#### [What is required]
Give an exact copy of every line, leaving images out.

#### [Information given]

▼

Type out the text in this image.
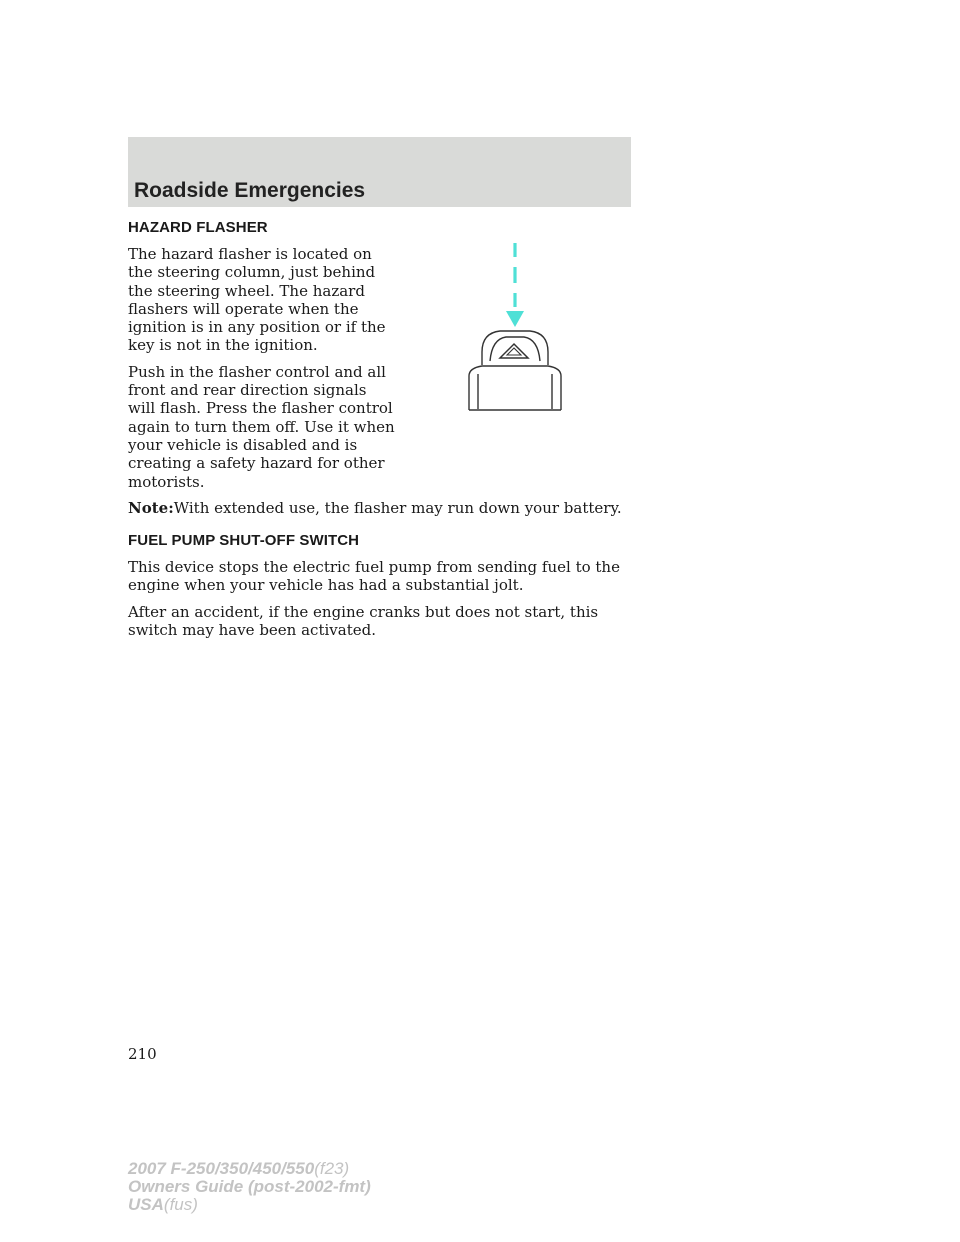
Roadside Emergencies
HAZARD FLASHER

The hazard flasher is located on the steering column, just behind the steering wheel. The hazard flashers will operate when the ignition is in any position or if the key is not in the ignition.

Push in the flasher control and all front and rear direction signals will flash. Press the flasher control again to turn them off. Use it when your vehicle is disabled and is creating a safety hazard for other motorists.

Note:With extended use, the flasher may run down your battery.

FUEL PUMP SHUT-OFF SWITCH

This device stops the electric fuel pump from sending fuel to the engine when your vehicle has had a substantial jolt.

After an accident, if the engine cranks but does not start, this switch may have been activated.

210
2007 F-250/350/450/550(f23)
Owners Guide (post-2002-fmt)
USA(fus)
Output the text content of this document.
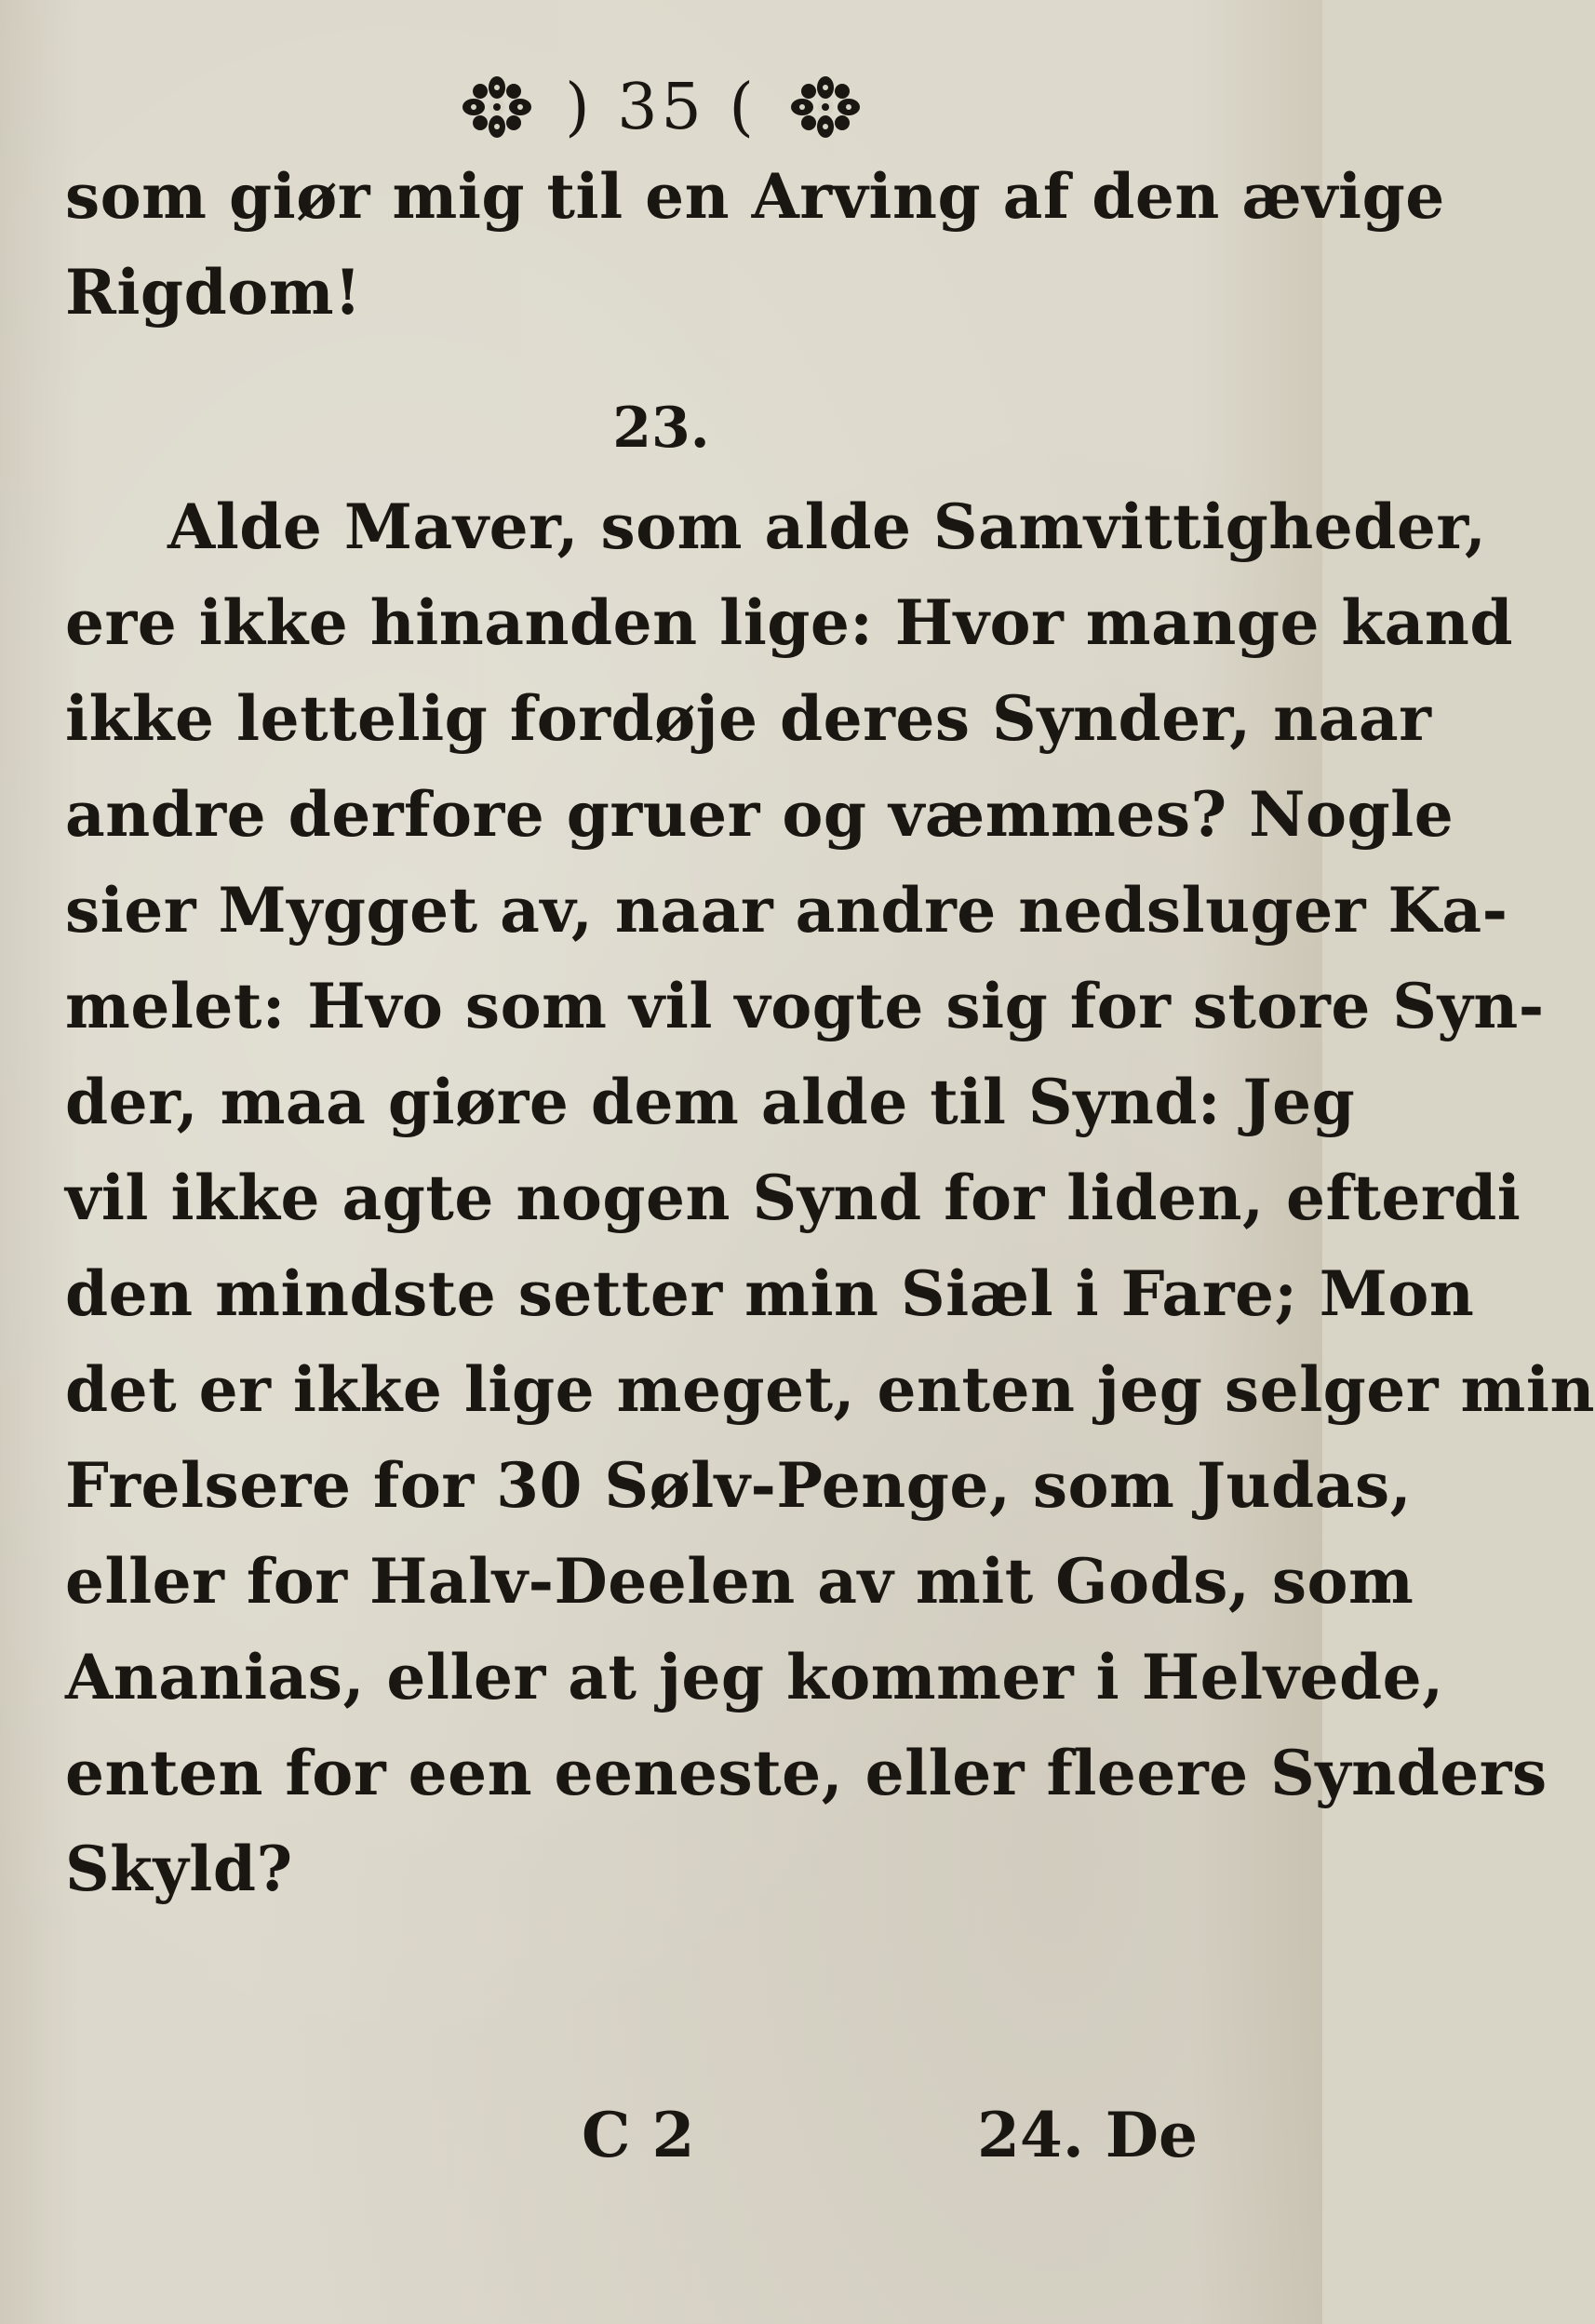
) 35 (
som giør mig til en Arving af den ævige
Rigdom!
23.
Alde Maver, som alde Samvittigheder,
ere ikke hinanden lige: Hvor mange kand
ikke lettelig fordøje deres Synder, naar
andre derfore gruer og væmmes? Nogle
sier Mygget av, naar andre nedsluger Ka-
melet: Hvo som vil vogte sig for store Syn-
der, maa giøre dem alde til Synd: Jeg
vil ikke agte nogen Synd for liden, efterdi
den mindste setter min Siæl i Fare; Mon
det er ikke lige meget, enten jeg selger min
Frelsere for 30 Sølv-Penge, som Judas,
eller for Halv-Deelen av mit Gods, som
Ananias, eller at jeg kommer i Helvede,
enten for een eeneste, eller fleere Synders
Skyld?
C 2	24. De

▲

#### [Response]
Type out the text in this image.
Roadside Emergencies
HAZARD FLASHER

The hazard flasher is located on the steering column, just behind the steering wheel. The hazard flashers will operate when the ignition is in any position or if the key is not in the ignition.

Push in the flasher control and all front and rear direction signals will flash. Press the flasher control again to turn them off. Use it when your vehicle is disabled and is creating a safety hazard for other motorists.

Note:With extended use, the flasher may run down your battery.

FUEL PUMP SHUT-OFF SWITCH

This device stops the electric fuel pump from sending fuel to the engine when your vehicle has had a substantial jolt.

After an accident, if the engine cranks but does not start, this switch may have been activated.

210
2007 F-250/350/450/550(f23)
Owners Guide (post-2002-fmt)
USA(fus)
Output the text content of this document.
) 35 (
som giør mig til en Arving af den ævige
Rigdom!
23.
Alde Maver, som alde Samvittigheder,
ere ikke hinanden lige: Hvor mange kand
ikke lettelig fordøje deres Synder, naar
andre derfore gruer og væmmes? Nogle
sier Mygget av, naar andre nedsluger Ka-
melet: Hvo som vil vogte sig for store Syn-
der, maa giøre dem alde til Synd: Jeg
vil ikke agte nogen Synd for liden, efterdi
den mindste setter min Siæl i Fare; Mon
det er ikke lige meget, enten jeg selger min
Frelsere for 30 Sølv-Penge, som Judas,
eller for Halv-Deelen av mit Gods, som
Ananias, eller at jeg kommer i Helvede,
enten for een eeneste, eller fleere Synders
Skyld?
C 2	24. De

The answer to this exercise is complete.